■ Work instructions ■
Locate the string "JSON" in the records below. Copy every line where it occurs.

■ Provided information ■
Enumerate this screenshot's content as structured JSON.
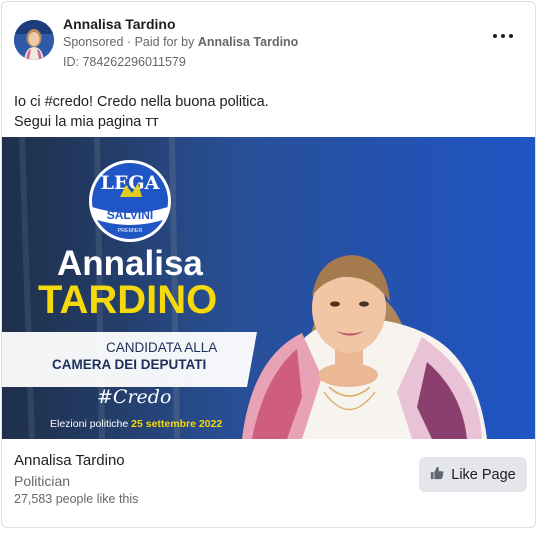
{
  "post": {
    "author_name": "Annalisa Tardino",
    "sponsored_label": "Sponsored",
    "paid_for_prefix": "Paid for by",
    "paid_for_name": "Annalisa Tardino",
    "ad_id": "ID: 784262296011579",
    "text_line1": "Io ci #credo! Credo nella buona politica.",
    "text_line2": "Segui la mia pagina ᴛᴛ"
  },
  "banner": {
    "logo_top": "LEGA",
    "logo_band": "SALVINI",
    "logo_bottom": "PREMIER",
    "first_name": "Annalisa",
    "last_name": "TARDINO",
    "candidate_line1": "CANDIDATA ALLA",
    "candidate_line2": "CAMERA DEI DEPUTATI",
    "hashtag": "#Credo",
    "election_prefix": "Elezioni politiche ",
    "election_date": "25 settembre 2022"
  },
  "footer": {
    "page_name": "Annalisa Tardino",
    "category": "Politician",
    "likes": "27,583 people like this",
    "like_button": "Like Page"
  },
  "colors": {
    "brand_yellow": "#f5d90a",
    "brand_blue": "#1f55c5",
    "button_bg": "#e4e6eb"
  },
  "icons": [
    "ellipsis-icon",
    "thumbs-up-icon",
    "lega-logo",
    "avatar"
  ]
}
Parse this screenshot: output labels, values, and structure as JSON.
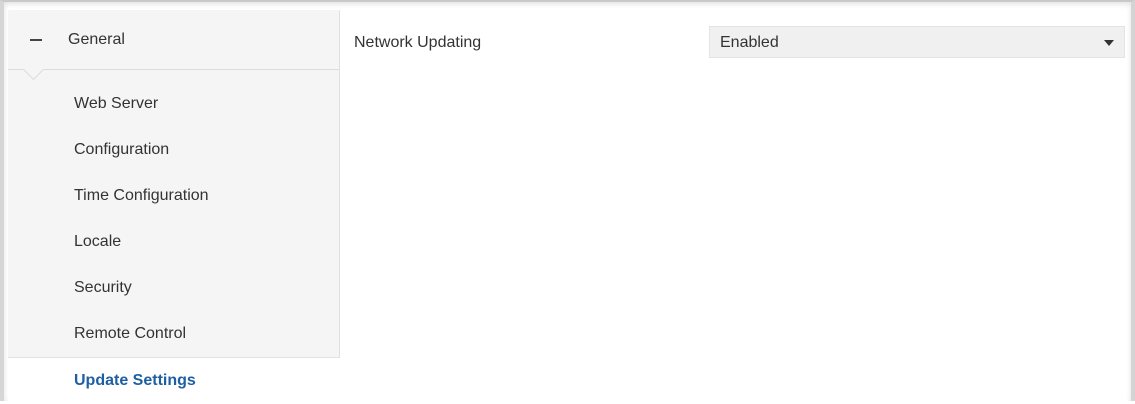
{
  "sidebar": {
    "group": {
      "label": "General",
      "icon": "minus-icon"
    },
    "items": [
      {
        "label": "Web Server",
        "active": false
      },
      {
        "label": "Configuration",
        "active": false
      },
      {
        "label": "Time Configuration",
        "active": false
      },
      {
        "label": "Locale",
        "active": false
      },
      {
        "label": "Security",
        "active": false
      },
      {
        "label": "Remote Control",
        "active": false
      },
      {
        "label": "Update Settings",
        "active": true
      }
    ]
  },
  "main": {
    "field": {
      "label": "Network Updating",
      "value": "Enabled",
      "icon": "chevron-down-icon"
    }
  },
  "colors": {
    "active_text": "#1e5fa3",
    "sidebar_bg": "#f5f5f5",
    "select_bg": "#f0f0f0"
  }
}
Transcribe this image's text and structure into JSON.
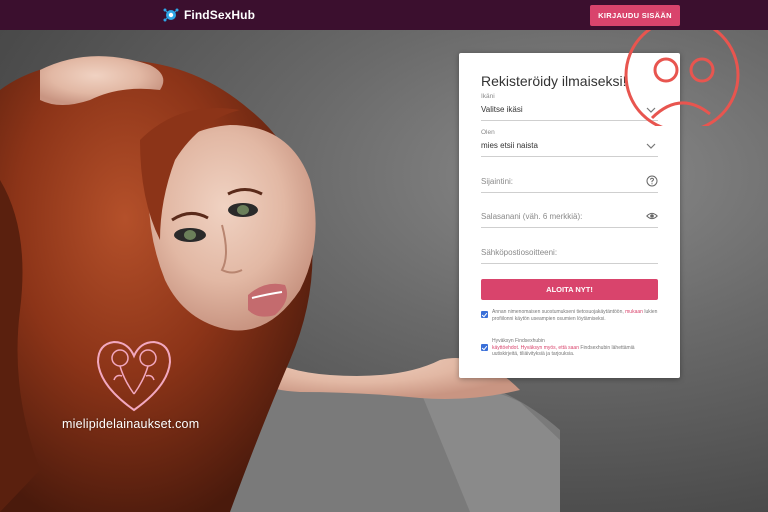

■ Answer to this problem ■
Enumerate this screenshot's content as structured JSON.
Parse this screenshot: output labels, values, and structure as JSON.
Transcribe this image's text and structure into JSON.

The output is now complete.